(Task material)

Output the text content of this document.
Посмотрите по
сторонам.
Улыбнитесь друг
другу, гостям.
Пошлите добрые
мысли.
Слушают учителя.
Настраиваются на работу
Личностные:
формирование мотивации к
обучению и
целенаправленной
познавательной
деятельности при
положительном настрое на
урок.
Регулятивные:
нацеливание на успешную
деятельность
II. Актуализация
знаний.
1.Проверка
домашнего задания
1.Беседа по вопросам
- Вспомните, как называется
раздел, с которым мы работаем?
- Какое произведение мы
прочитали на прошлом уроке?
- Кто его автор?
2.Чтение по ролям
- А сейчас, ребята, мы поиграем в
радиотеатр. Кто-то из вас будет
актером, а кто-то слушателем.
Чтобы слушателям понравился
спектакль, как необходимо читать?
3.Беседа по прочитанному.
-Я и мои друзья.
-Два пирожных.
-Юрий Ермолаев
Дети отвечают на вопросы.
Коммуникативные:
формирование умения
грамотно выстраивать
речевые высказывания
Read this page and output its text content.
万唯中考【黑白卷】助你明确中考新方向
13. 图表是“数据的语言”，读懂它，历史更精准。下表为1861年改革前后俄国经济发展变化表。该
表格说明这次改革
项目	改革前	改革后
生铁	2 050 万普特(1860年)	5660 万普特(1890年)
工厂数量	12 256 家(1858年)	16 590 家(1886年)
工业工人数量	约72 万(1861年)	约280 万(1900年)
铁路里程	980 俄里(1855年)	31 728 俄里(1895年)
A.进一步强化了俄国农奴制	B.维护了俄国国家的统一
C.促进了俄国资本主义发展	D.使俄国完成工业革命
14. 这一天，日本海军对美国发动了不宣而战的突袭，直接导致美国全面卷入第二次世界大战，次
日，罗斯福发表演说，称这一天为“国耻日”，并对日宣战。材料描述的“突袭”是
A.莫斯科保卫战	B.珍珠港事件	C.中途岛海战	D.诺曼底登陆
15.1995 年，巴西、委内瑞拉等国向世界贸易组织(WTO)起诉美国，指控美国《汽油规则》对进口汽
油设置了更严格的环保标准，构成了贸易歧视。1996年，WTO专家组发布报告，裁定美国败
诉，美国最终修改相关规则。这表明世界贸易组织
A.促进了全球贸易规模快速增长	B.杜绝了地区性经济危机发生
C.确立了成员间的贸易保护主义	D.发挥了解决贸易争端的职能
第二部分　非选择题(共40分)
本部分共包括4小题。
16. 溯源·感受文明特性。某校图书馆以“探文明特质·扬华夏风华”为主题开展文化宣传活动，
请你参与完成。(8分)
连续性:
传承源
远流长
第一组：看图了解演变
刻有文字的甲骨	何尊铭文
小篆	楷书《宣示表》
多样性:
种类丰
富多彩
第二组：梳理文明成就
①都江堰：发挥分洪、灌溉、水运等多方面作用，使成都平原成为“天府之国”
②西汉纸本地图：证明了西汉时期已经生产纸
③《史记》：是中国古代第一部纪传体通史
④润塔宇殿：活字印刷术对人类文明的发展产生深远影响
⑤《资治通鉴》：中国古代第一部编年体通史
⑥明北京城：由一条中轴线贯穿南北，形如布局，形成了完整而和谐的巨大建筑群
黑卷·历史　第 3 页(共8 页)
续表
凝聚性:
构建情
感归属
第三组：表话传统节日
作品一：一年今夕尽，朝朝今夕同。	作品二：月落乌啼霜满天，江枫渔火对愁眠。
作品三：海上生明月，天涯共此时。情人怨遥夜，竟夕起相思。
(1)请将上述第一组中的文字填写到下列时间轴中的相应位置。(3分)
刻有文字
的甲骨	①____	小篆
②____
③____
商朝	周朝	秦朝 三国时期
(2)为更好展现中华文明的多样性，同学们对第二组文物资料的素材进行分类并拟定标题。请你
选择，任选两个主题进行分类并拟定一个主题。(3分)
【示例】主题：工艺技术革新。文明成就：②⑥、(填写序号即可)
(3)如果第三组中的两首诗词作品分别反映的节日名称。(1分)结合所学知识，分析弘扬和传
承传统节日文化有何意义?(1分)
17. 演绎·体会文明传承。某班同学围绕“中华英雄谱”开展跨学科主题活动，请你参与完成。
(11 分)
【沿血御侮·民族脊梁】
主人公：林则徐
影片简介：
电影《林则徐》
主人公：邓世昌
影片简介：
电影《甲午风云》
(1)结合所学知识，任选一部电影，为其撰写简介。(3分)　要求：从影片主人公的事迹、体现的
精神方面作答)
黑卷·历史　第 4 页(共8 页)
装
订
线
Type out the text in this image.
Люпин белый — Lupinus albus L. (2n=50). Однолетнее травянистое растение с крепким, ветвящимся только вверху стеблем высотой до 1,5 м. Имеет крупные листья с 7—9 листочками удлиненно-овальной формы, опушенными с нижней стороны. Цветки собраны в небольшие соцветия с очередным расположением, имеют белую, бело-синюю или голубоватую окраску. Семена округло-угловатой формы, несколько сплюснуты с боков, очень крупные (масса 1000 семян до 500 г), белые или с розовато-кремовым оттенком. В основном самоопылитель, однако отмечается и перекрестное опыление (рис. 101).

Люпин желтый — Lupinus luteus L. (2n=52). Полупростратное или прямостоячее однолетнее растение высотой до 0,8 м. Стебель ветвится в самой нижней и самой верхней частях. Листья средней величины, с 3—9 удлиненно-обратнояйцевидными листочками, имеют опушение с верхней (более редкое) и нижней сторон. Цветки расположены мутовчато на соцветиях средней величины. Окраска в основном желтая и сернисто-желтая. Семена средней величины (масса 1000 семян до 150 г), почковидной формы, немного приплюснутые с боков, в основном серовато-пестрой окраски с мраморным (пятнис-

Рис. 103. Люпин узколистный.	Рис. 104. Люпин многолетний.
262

(Exercise instructions)
Copy out every line where the word "content" occurs.

(Solved exercise)
Output the text content of this document.
Read this page and output its text content.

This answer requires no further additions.